**TUJUAN TUGAS**. Konversikan seluruh baris berikut menjadi tabel Markdown dengan kolom "Nomor" dan "Isi Baris", tanpa menyertakan baris kosong.

**Data sumber**.
+--
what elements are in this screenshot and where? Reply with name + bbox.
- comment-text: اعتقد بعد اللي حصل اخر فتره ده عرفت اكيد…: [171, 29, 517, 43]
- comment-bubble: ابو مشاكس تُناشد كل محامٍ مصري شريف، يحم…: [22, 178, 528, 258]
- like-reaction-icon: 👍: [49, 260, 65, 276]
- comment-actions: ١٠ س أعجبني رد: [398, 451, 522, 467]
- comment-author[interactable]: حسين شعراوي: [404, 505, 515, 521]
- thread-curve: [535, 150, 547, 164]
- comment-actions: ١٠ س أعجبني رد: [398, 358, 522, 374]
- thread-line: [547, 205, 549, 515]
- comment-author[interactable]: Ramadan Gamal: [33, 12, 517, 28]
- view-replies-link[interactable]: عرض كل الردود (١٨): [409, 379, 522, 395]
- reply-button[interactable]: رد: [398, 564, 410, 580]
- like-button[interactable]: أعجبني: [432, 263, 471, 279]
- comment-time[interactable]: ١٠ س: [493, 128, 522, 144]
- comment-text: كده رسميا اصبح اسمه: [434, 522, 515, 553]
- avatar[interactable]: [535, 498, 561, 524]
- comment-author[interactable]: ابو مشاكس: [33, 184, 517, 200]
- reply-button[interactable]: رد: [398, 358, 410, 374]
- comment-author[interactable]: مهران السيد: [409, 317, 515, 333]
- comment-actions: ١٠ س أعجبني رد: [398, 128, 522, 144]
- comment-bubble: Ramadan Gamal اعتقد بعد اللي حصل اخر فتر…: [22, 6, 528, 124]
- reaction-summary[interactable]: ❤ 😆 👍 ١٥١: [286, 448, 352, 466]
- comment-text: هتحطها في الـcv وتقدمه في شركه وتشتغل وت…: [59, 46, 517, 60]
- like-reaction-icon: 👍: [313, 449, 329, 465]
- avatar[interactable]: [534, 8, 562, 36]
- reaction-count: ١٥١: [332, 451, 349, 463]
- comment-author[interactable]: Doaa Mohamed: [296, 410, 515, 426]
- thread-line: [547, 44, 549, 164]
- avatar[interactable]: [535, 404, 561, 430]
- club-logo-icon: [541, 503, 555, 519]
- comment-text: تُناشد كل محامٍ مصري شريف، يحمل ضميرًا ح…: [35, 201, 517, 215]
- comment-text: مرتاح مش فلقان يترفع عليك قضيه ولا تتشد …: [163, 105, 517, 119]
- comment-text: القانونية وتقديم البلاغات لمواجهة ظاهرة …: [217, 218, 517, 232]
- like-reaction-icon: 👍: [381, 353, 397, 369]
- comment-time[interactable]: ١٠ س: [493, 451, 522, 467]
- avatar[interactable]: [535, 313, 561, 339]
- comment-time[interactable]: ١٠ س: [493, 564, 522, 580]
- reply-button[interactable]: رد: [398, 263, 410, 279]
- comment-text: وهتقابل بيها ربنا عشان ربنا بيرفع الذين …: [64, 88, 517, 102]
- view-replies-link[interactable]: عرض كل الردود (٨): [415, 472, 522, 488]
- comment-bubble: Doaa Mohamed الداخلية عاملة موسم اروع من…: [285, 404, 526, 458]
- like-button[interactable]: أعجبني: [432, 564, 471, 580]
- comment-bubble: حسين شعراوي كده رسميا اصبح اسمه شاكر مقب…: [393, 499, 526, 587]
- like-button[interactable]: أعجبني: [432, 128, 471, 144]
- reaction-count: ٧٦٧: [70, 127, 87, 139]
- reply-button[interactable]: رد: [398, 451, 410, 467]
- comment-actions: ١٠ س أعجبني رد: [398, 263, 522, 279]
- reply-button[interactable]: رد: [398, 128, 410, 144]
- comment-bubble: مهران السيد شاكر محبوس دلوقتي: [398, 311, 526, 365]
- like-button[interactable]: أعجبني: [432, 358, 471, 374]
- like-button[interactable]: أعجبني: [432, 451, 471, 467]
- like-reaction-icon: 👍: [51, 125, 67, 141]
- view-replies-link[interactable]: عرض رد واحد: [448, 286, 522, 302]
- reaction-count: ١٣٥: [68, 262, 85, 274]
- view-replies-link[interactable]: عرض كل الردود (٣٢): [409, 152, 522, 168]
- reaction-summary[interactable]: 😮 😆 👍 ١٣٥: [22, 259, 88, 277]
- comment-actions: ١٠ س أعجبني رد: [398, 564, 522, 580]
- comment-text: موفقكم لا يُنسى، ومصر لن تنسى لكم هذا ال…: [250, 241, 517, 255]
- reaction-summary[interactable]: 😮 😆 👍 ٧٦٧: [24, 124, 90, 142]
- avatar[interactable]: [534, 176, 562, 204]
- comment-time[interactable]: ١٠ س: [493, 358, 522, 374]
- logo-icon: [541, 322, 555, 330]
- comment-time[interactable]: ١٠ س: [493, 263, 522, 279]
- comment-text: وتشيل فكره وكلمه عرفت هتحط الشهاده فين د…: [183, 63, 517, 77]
+--
**JAWABAN**.
| Nomor | Isi Baris |
|---|---|
| 1 | what elements are in this screenshot and where? Reply with name + bbox. |
| 2 | - comment-text: اعتقد بعد اللي حصل اخر فتره ده عرفت اكيد…: [171, 29, 517, 43] |
| 3 | - comment-bubble: ابو مشاكس تُناشد كل محامٍ مصري شريف، يحم…: [22, 178, 528, 258] |
| 4 | - like-reaction-icon: 👍: [49, 260, 65, 276] |
| 5 | - comment-actions: ١٠ س أعجبني رد: [398, 451, 522, 467] |
| 6 | - comment-author[interactable]: حسين شعراوي: [404, 505, 515, 521] |
| 7 | - thread-curve: [535, 150, 547, 164] |
| 8 | - comment-actions: ١٠ س أعجبني رد: [398, 358, 522, 374] |
| 9 | - thread-line: [547, 205, 549, 515] |
| 10 | - comment-author[interactable]: Ramadan Gamal: [33, 12, 517, 28] |
| 11 | - view-replies-link[interactable]: عرض كل الردود (١٨): [409, 379, 522, 395] |
| 12 | - reply-button[interactable]: رد: [398, 564, 410, 580] |
| 13 | - like-button[interactable]: أعجبني: [432, 263, 471, 279] |
| 14 | - comment-time[interactable]: ١٠ س: [493, 128, 522, 144] |
| 15 | - comment-text: كده رسميا اصبح اسمه: [434, 522, 515, 553] |
| 16 | - avatar[interactable]: [535, 498, 561, 524] |
| 17 | - comment-author[interactable]: ابو مشاكس: [33, 184, 517, 200] |
| 18 | - reply-button[interactable]: رد: [398, 358, 410, 374] |
| 19 | - comment-author[interactable]: مهران السيد: [409, 317, 515, 333] |
| 20 | - comment-actions: ١٠ س أعجبني رد: [398, 128, 522, 144] |
| 21 | - comment-bubble: Ramadan Gamal اعتقد بعد اللي حصل اخر فتر…: [22, 6, 528, 124] |
| 22 | - reaction-summary[interactable]: ❤ 😆 👍 ١٥١: [286, 448, 352, 466] |
| 23 | - comment-text: هتحطها في الـcv وتقدمه في شركه وتشتغل وت…: [59, 46, 517, 60] |
| 24 | - like-reaction-icon: 👍: [313, 449, 329, 465] |
| 25 | - avatar[interactable]: [534, 8, 562, 36] |
| 26 | - reaction-count: ١٥١: [332, 451, 349, 463] |
| 27 | - comment-author[interactable]: Doaa Mohamed: [296, 410, 515, 426] |
| 28 | - thread-line: [547, 44, 549, 164] |
| 29 | - avatar[interactable]: [535, 404, 561, 430] |
| 30 | - club-logo-icon: [541, 503, 555, 519] |
| 31 | - comment-text: تُناشد كل محامٍ مصري شريف، يحمل ضميرًا ح…: [35, 201, 517, 215] |
| 32 | - comment-text: مرتاح مش فلقان يترفع عليك قضيه ولا تتشد …: [163, 105, 517, 119] |
| 33 | - comment-text: القانونية وتقديم البلاغات لمواجهة ظاهرة …: [217, 218, 517, 232] |
| 34 | - like-reaction-icon: 👍: [381, 353, 397, 369] |
| 35 | - comment-time[interactable]: ١٠ س: [493, 451, 522, 467] |
| 36 | - avatar[interactable]: [535, 313, 561, 339] |
| 37 | - comment-time[interactable]: ١٠ س: [493, 564, 522, 580] |
| 38 | - reply-button[interactable]: رد: [398, 263, 410, 279] |
| 39 | - comment-text: وهتقابل بيها ربنا عشان ربنا بيرفع الذين …: [64, 88, 517, 102] |
| 40 | - view-replies-link[interactable]: عرض كل الردود (٨): [415, 472, 522, 488] |
| 41 | - comment-bubble: Doaa Mohamed الداخلية عاملة موسم اروع من…: [285, 404, 526, 458] |
| 42 | - like-button[interactable]: أعجبني: [432, 564, 471, 580] |
| 43 | - comment-bubble: حسين شعراوي كده رسميا اصبح اسمه شاكر مقب…: [393, 499, 526, 587] |
| 44 | - like-button[interactable]: أعجبني: [432, 128, 471, 144] |
| 45 | - reaction-count: ٧٦٧: [70, 127, 87, 139] |
| 46 | - reply-button[interactable]: رد: [398, 451, 410, 467] |
| 47 | - comment-actions: ١٠ س أعجبني رد: [398, 263, 522, 279] |
| 48 | - reply-button[interactable]: رد: [398, 128, 410, 144] |
| 49 | - comment-bubble: مهران السيد شاكر محبوس دلوقتي: [398, 311, 526, 365] |
| 50 | - like-button[interactable]: أعجبني: [432, 358, 471, 374] |
| 51 | - like-button[interactable]: أعجبني: [432, 451, 471, 467] |
| 52 | - like-reaction-icon: 👍: [51, 125, 67, 141] |
| 53 | - view-replies-link[interactable]: عرض رد واحد: [448, 286, 522, 302] |
| 54 | - reaction-count: ١٣٥: [68, 262, 85, 274] |
| 55 | - view-replies-link[interactable]: عرض كل الردود (٣٢): [409, 152, 522, 168] |
| 56 | - reaction-summary[interactable]: 😮 😆 👍 ١٣٥: [22, 259, 88, 277] |
| 57 | - comment-actions: ١٠ س أعجبني رد: [398, 564, 522, 580] |
| 58 | - comment-text: موفقكم لا يُنسى، ومصر لن تنسى لكم هذا ال…: [250, 241, 517, 255] |
| 59 | - reaction-summary[interactable]: 😮 😆 👍 ٧٦٧: [24, 124, 90, 142] |
| 60 | - avatar[interactable]: [534, 176, 562, 204] |
| 61 | - comment-time[interactable]: ١٠ س: [493, 358, 522, 374] |
| 62 | - logo-icon: [541, 322, 555, 330] |
| 63 | - comment-time[interactable]: ١٠ س: [493, 263, 522, 279] |
| 64 | - comment-text: وتشيل فكره وكلمه عرفت هتحط الشهاده فين د…: [183, 63, 517, 77] |